Requirement: Filter the records below for the word "software". Copy each line that holds it.

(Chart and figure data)
________________________________________

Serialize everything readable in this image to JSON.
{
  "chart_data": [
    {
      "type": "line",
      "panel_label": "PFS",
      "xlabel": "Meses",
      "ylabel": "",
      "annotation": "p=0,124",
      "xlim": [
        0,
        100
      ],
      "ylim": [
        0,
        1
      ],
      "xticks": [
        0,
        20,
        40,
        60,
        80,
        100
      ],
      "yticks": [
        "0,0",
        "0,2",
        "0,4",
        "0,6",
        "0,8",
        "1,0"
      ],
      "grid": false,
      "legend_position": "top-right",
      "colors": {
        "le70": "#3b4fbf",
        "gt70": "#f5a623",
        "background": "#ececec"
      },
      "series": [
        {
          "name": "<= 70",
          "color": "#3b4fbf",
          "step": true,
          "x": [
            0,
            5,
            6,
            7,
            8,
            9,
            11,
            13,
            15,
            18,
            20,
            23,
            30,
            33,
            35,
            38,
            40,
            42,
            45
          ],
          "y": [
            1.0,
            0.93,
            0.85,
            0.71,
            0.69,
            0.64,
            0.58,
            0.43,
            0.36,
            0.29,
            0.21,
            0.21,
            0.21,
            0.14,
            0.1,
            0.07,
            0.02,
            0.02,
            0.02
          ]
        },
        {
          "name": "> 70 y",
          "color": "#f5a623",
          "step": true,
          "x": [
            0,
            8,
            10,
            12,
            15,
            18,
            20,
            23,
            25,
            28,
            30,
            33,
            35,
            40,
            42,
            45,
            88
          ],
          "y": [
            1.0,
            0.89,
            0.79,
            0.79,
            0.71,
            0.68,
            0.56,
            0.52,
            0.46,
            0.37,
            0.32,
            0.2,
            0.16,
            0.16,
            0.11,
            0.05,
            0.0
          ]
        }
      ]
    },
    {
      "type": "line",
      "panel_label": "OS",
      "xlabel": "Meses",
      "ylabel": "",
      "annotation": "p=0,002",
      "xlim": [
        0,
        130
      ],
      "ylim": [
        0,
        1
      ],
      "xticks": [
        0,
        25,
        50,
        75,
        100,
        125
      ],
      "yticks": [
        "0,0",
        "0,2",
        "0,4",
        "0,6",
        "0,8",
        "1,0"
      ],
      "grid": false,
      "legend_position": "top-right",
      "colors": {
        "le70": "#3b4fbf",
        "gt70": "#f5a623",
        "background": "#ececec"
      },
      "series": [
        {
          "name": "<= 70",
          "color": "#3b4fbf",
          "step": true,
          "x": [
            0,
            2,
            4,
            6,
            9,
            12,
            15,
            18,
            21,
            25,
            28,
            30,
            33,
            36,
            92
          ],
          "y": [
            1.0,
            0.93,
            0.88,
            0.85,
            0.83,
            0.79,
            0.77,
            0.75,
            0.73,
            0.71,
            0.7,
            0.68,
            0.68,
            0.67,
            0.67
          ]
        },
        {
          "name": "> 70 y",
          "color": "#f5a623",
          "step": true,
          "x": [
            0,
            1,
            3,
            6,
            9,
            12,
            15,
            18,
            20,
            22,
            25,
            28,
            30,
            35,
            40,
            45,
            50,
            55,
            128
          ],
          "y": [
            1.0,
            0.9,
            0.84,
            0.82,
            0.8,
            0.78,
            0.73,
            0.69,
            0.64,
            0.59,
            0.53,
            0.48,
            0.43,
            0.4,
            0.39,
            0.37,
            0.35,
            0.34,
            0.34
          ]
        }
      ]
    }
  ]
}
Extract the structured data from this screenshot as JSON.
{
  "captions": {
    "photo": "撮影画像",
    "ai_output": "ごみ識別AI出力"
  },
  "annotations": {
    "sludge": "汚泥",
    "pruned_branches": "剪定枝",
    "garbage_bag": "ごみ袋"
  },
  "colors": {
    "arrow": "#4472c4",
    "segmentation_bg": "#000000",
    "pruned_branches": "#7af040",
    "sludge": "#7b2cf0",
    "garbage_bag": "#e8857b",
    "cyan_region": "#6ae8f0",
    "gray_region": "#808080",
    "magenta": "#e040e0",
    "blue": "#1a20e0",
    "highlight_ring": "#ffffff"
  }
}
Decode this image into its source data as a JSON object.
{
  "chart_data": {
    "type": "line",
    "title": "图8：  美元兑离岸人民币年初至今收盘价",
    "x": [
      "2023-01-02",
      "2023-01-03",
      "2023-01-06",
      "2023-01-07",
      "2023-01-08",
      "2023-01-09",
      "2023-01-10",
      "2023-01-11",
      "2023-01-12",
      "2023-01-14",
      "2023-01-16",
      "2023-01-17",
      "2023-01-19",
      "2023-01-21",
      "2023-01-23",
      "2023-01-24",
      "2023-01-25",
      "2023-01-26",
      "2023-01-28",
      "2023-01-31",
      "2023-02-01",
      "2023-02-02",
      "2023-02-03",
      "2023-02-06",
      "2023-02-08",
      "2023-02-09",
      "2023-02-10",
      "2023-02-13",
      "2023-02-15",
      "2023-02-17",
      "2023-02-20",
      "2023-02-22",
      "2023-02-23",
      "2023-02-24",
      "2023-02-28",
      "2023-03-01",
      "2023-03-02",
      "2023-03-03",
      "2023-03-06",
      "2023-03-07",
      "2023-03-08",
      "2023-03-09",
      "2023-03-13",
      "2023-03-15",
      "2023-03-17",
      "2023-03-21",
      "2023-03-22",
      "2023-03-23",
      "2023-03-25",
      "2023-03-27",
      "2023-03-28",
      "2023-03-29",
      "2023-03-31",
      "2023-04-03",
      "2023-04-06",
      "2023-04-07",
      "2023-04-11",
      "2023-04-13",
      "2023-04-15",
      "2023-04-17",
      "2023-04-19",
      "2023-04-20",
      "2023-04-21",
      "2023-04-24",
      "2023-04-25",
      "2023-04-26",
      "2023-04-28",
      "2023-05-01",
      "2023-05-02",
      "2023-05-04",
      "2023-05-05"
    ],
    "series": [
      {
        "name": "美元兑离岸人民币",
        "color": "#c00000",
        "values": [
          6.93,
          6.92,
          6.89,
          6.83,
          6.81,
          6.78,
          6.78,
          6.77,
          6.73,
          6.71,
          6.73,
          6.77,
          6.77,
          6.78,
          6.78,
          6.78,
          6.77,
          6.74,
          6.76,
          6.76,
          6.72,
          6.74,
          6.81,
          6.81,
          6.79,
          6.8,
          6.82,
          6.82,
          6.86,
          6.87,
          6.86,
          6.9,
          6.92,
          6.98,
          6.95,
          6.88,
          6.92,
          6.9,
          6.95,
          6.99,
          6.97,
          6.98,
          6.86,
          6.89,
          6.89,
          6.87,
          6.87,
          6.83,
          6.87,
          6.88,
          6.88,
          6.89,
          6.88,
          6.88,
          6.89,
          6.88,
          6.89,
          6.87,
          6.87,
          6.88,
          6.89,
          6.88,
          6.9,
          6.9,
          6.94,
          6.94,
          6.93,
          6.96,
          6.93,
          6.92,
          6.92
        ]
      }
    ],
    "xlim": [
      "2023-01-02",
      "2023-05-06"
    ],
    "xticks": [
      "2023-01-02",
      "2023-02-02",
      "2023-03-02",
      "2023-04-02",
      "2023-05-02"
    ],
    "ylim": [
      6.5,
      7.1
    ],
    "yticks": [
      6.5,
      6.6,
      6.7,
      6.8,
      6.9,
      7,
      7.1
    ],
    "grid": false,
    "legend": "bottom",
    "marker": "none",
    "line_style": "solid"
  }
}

________________________________________

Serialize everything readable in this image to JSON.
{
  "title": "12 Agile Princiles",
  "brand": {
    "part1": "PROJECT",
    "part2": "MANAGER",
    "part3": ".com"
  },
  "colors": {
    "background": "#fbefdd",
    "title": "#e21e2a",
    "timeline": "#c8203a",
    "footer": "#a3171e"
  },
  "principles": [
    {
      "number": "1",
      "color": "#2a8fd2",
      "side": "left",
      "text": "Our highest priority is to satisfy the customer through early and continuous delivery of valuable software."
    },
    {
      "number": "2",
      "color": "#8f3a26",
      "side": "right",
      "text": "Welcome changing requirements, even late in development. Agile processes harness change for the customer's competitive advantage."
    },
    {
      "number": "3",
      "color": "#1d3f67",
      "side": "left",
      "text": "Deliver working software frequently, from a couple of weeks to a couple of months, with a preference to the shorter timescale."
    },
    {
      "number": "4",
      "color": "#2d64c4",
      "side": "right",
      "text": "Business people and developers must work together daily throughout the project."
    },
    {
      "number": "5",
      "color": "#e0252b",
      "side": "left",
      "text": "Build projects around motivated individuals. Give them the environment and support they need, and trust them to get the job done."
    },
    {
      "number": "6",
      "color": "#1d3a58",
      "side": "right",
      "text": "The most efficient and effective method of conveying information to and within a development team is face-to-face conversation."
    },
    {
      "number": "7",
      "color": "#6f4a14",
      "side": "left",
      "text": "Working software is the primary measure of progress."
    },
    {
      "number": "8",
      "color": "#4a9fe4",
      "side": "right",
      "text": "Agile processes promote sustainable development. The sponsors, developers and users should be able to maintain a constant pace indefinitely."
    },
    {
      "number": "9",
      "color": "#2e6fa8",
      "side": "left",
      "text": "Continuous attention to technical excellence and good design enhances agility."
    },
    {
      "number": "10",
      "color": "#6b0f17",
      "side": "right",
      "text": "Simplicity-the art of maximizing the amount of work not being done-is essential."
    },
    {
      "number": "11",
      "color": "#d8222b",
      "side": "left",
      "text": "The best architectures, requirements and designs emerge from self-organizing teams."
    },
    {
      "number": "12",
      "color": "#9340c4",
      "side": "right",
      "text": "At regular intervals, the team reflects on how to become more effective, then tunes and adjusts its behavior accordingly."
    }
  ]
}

________________________________________

Answer to this problem:
      "text": "Our highest priority is to satisfy the customer through early and continuous delivery of valuable software."
      "text": "Deliver working software frequently, from a couple of weeks to a couple of months, with a preference to the shorter timescale."
      "text": "Working software is the primary measure of progress."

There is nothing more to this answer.